— begin —

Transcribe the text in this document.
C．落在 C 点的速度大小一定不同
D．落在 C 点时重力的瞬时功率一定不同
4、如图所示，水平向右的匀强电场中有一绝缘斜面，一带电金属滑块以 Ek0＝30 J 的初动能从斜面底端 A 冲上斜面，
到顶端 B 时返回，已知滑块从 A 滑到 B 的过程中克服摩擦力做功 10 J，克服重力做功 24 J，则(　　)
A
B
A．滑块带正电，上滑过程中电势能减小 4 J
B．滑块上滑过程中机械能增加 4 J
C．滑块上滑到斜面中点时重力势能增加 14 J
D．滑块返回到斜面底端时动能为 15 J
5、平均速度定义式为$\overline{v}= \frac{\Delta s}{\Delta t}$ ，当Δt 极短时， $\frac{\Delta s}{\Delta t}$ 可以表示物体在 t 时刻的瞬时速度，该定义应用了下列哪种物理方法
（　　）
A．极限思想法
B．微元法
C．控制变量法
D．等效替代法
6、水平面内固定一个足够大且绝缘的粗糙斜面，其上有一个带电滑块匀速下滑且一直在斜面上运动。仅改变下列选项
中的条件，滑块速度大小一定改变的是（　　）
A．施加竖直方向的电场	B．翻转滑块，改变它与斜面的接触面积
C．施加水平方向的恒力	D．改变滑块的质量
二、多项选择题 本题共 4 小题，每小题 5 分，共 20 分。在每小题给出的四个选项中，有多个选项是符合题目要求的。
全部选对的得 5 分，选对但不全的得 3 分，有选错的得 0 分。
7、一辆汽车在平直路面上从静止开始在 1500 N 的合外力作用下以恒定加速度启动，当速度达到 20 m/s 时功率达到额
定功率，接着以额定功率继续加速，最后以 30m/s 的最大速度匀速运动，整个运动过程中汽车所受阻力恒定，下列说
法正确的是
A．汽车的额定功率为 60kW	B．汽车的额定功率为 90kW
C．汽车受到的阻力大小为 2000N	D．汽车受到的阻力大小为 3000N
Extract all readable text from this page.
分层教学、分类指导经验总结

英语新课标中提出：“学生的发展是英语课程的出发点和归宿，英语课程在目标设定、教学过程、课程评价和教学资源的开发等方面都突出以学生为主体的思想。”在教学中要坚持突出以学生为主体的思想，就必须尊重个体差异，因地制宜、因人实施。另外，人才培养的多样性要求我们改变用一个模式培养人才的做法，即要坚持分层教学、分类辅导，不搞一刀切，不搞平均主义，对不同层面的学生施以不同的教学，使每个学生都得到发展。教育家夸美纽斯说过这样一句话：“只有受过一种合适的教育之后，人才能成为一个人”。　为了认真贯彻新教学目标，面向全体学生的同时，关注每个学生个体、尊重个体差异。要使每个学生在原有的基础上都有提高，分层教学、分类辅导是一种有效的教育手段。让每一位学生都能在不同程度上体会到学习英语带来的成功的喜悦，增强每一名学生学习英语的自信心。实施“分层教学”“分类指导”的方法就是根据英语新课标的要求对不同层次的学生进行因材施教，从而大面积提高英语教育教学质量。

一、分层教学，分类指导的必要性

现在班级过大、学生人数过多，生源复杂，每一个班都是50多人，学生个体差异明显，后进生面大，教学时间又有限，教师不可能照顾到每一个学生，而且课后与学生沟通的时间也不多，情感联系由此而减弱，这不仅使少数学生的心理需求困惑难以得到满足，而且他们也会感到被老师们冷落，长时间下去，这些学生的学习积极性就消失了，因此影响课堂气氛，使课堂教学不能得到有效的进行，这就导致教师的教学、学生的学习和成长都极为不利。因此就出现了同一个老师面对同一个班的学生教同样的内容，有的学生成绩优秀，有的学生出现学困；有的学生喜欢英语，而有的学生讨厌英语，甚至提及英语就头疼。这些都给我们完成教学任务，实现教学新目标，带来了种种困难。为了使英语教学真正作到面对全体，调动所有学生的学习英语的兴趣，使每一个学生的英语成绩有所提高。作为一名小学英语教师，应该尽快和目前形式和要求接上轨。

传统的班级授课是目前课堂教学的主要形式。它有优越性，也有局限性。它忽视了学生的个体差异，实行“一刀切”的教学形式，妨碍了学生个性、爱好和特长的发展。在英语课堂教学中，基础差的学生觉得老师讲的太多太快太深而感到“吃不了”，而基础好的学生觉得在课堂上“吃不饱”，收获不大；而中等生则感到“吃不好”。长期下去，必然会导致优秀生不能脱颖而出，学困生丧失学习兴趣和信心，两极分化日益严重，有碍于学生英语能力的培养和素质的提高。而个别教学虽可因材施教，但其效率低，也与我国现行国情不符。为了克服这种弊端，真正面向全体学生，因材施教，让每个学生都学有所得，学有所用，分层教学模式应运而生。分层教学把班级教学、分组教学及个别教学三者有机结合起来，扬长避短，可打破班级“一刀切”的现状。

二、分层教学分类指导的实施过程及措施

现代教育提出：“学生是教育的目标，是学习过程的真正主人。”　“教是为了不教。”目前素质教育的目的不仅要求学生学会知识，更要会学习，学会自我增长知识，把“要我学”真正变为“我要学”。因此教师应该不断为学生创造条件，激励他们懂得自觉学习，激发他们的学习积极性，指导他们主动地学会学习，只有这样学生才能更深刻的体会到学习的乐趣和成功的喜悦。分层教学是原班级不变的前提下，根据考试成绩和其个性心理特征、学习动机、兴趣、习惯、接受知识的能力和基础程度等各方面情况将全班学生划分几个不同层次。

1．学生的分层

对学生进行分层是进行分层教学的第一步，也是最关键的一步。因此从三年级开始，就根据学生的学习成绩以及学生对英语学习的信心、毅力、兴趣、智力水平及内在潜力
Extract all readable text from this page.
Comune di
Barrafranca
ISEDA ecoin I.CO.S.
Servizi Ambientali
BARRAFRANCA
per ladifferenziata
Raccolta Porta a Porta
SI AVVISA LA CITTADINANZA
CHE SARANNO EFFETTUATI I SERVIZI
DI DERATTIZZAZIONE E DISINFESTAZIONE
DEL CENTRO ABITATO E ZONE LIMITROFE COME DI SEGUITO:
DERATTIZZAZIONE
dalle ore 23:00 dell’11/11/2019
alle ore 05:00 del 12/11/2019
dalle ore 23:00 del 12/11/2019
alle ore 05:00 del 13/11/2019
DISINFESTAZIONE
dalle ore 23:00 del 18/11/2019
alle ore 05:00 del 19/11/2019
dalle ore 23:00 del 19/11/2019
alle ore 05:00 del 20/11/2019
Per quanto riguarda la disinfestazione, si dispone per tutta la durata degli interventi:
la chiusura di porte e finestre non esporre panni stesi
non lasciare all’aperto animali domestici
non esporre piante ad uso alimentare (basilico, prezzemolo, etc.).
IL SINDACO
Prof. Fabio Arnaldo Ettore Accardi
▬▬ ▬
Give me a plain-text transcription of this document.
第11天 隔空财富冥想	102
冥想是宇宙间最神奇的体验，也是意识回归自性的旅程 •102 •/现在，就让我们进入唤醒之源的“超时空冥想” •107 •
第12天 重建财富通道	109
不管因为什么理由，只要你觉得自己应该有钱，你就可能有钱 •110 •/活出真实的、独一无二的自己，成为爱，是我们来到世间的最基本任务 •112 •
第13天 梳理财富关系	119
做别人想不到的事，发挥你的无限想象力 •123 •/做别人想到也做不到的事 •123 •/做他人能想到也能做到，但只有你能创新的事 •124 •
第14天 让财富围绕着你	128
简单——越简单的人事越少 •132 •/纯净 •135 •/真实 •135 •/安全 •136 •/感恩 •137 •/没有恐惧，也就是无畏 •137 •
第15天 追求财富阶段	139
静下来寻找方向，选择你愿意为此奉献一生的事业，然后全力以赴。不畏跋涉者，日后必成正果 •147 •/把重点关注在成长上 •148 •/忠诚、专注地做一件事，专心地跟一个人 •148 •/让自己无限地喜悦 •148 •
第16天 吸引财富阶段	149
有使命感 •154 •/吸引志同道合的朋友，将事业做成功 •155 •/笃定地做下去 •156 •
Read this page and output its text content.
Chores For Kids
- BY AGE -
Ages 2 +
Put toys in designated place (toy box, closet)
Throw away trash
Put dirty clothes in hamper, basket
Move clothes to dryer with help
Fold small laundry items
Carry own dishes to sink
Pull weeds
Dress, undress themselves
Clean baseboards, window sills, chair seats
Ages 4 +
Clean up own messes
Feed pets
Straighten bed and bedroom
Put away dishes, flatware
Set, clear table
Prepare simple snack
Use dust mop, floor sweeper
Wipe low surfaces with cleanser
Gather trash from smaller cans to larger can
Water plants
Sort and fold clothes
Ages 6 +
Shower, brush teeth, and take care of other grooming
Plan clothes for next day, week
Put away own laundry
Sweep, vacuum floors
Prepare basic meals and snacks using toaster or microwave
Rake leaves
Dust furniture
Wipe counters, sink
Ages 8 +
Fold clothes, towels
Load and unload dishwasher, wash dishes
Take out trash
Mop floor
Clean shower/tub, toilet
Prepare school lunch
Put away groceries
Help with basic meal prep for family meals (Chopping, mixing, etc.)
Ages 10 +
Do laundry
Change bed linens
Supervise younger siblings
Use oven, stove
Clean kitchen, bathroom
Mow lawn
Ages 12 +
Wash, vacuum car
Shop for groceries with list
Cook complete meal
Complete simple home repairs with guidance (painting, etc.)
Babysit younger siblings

— end —

- OBJECTIVE
Pick out and copy every line that contains the word "dishes".

- EXERCISE OUTPUT
Carry own dishes to sink
Put away dishes, flatware
Load and unload dishwasher, wash dishes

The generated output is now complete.